■ **Goal**
Your task is to locate every line holding the string "title" and to copy each of them.

[Stored data]
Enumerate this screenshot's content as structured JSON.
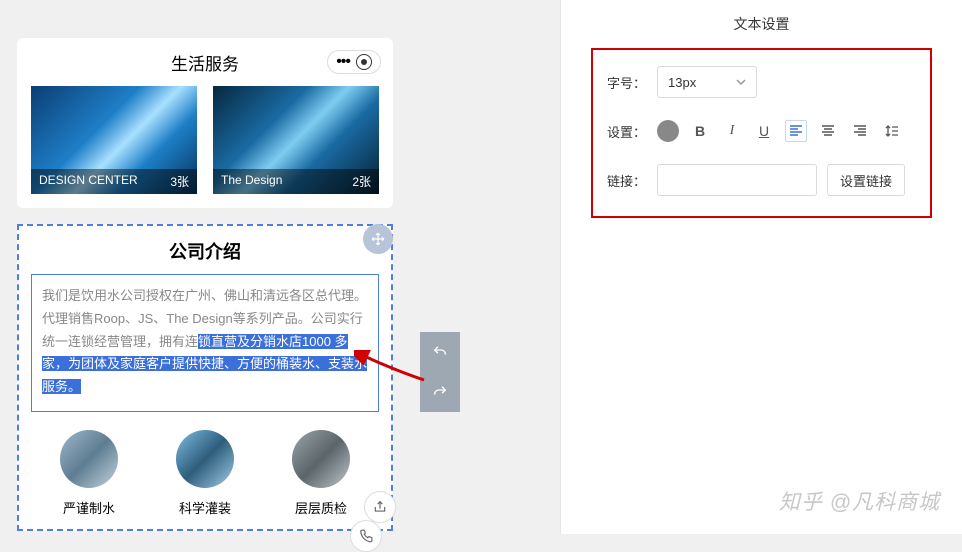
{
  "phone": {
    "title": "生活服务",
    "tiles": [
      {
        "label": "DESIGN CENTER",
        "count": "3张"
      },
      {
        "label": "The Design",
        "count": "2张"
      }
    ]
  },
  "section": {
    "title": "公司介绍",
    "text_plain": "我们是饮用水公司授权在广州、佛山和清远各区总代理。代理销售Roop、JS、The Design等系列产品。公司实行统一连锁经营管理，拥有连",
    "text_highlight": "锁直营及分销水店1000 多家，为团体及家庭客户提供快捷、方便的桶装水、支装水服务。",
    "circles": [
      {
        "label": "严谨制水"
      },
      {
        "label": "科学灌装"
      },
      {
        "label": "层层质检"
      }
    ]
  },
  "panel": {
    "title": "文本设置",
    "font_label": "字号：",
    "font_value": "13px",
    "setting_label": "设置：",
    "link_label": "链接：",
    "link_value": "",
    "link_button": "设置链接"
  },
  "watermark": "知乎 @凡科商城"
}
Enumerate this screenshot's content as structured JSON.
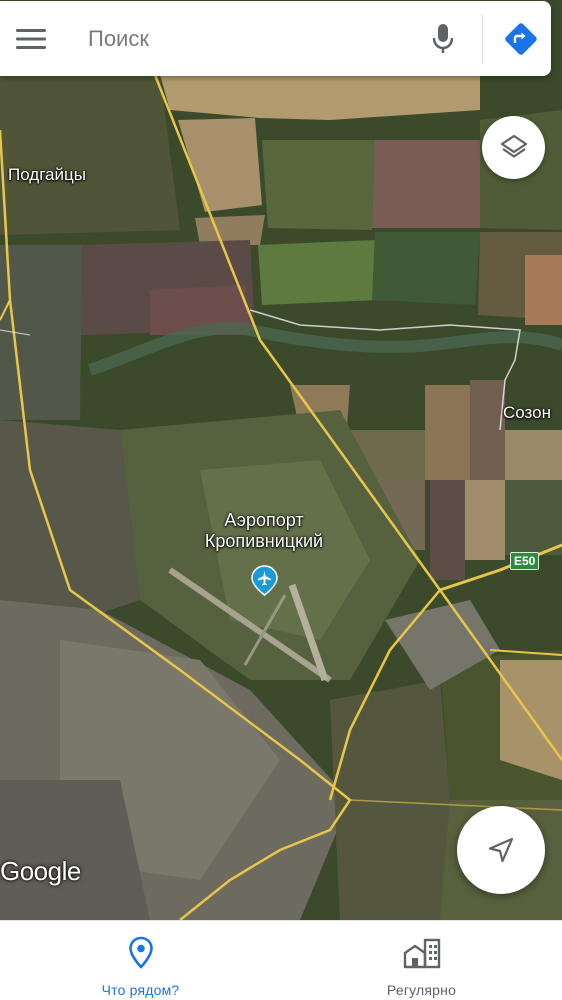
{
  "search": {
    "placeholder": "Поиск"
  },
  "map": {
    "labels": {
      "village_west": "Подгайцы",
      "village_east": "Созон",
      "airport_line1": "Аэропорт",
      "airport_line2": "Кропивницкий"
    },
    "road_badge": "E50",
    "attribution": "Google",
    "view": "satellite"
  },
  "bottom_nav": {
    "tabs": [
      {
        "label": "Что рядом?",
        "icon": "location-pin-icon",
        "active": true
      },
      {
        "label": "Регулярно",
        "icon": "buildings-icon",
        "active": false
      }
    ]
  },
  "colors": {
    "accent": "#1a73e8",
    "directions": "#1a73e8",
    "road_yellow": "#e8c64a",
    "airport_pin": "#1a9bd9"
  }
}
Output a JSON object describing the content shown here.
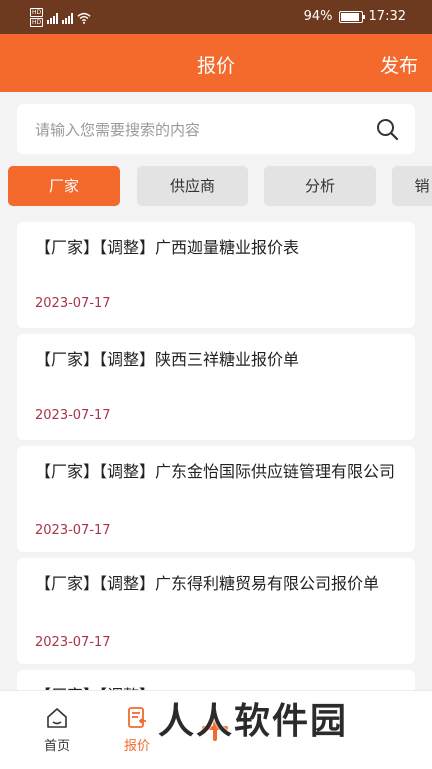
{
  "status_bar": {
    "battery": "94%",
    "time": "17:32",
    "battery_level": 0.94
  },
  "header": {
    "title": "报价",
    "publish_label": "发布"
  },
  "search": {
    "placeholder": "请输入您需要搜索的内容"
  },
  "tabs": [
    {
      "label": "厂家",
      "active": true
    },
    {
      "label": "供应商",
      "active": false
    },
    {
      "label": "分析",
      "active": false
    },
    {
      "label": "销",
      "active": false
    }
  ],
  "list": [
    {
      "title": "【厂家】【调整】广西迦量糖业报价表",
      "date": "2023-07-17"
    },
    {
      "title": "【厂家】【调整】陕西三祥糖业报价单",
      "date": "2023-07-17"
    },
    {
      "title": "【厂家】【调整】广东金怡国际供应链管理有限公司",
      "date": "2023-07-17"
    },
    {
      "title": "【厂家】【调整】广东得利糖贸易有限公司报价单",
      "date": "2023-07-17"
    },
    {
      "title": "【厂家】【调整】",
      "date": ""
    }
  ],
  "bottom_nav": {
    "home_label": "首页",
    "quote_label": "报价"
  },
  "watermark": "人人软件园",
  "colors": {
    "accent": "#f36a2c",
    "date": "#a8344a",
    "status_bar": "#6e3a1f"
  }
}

■ **Completed task**
    "title": "生活服务",
    "title": "公司介绍",
    "title": "文本设置",
    "title": "报价",
      "title": "【厂家】【调整】广西迦量糖业报价表",
      "title": "【厂家】【调整】陕西三祥糖业报价单",
      "title": "【厂家】【调整】广东金怡国际供应链管理有限公司",
      "title": "【厂家】【调整】广东得利糖贸易有限公司报价单",
      "title": "【厂家】【调整】",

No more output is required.